# GIVEN ENTRIES start

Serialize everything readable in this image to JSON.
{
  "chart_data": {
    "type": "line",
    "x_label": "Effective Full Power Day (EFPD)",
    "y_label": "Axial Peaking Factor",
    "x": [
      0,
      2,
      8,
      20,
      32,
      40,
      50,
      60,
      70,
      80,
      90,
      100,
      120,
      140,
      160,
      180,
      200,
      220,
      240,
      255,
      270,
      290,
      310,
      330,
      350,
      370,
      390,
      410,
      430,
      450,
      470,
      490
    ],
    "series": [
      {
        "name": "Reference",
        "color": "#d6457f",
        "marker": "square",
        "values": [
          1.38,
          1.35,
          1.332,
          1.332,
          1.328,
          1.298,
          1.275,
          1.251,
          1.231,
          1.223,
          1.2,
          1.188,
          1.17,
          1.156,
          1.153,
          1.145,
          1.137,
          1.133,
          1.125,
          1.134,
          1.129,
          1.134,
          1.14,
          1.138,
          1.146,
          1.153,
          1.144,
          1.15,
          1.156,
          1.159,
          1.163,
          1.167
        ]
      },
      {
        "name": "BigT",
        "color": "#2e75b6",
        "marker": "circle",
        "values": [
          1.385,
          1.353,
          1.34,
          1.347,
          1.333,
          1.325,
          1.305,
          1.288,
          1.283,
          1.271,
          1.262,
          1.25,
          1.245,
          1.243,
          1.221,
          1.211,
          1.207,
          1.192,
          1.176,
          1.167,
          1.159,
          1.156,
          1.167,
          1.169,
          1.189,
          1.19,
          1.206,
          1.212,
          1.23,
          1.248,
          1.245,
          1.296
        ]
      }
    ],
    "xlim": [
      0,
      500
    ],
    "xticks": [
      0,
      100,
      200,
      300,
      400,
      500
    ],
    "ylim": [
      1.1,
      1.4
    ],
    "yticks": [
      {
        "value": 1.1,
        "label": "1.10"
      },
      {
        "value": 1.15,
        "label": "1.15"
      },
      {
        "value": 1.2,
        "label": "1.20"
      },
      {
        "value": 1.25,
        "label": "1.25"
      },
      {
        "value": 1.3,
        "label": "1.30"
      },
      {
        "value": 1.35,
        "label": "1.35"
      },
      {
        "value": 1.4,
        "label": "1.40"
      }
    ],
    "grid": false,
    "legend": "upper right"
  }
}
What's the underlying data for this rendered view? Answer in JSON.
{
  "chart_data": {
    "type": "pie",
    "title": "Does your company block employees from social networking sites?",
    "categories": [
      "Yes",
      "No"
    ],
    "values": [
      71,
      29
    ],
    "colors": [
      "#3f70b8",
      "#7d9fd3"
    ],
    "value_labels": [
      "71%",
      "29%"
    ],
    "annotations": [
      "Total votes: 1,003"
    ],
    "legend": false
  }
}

# GIVEN ENTRIES end

Find the line containing "What's the underlying" in the material above. Print it and every line after it through the end, exactly and only those.

What's the underlying data for this rendered view? Answer in JSON.
{
  "chart_data": {
    "type": "pie",
    "title": "Does your company block employees from social networking sites?",
    "categories": [
      "Yes",
      "No"
    ],
    "values": [
      71,
      29
    ],
    "colors": [
      "#3f70b8",
      "#7d9fd3"
    ],
    "value_labels": [
      "71%",
      "29%"
    ],
    "annotations": [
      "Total votes: 1,003"
    ],
    "legend": false
  }
}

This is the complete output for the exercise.